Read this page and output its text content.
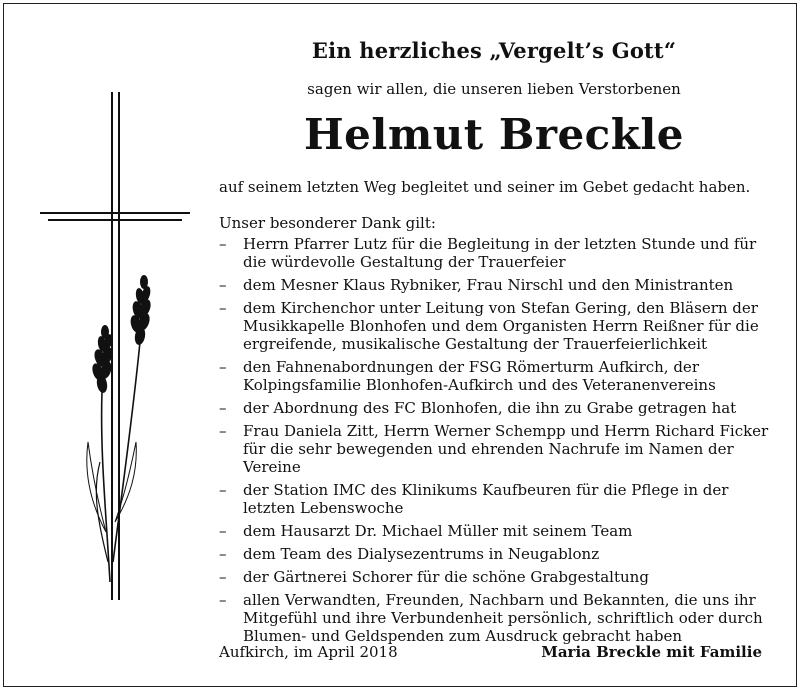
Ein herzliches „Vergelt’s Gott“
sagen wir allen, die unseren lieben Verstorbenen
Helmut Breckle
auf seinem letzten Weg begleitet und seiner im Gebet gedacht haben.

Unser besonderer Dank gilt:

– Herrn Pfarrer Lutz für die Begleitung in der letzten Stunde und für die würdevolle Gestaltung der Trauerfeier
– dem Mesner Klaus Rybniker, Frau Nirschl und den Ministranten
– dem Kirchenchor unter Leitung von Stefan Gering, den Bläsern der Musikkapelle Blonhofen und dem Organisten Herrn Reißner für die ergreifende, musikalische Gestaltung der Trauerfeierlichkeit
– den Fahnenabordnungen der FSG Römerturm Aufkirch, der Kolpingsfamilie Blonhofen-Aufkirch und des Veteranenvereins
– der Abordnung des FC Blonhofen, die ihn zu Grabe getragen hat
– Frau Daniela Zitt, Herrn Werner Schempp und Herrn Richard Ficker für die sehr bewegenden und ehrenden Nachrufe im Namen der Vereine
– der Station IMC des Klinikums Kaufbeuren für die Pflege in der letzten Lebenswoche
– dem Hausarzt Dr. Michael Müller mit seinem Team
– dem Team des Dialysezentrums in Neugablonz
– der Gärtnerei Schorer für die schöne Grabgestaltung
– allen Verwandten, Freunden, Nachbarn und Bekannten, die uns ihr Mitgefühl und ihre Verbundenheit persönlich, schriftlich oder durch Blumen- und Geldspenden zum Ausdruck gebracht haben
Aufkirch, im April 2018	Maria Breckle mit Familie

--

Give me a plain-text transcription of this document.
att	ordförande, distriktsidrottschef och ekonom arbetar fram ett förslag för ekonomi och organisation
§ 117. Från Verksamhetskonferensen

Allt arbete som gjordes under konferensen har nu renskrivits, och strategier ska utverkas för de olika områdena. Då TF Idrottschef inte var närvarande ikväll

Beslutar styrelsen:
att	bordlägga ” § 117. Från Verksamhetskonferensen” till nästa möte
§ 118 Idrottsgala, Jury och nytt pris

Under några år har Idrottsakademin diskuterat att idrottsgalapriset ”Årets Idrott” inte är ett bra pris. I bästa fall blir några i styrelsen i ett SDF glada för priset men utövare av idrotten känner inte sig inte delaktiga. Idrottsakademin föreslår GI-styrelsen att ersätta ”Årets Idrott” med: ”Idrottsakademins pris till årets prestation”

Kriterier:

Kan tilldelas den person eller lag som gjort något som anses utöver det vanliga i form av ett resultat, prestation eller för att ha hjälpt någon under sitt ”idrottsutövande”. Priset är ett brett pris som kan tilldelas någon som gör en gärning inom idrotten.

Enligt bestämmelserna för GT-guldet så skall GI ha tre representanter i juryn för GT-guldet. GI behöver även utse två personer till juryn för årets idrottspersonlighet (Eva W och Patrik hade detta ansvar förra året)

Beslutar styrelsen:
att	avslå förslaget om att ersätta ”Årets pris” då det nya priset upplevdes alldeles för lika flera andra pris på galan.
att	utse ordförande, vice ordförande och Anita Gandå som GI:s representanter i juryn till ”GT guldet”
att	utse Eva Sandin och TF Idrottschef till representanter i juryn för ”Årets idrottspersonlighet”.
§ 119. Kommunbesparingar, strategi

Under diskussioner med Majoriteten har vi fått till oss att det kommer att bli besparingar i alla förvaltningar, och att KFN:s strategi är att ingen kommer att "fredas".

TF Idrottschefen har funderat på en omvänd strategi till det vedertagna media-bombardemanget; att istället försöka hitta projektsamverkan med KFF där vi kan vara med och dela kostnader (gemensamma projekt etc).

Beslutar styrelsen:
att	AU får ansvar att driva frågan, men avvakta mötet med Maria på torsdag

Prompt = Say the number of lines in the records above that include the string "Maria", and no more.

Solution = 2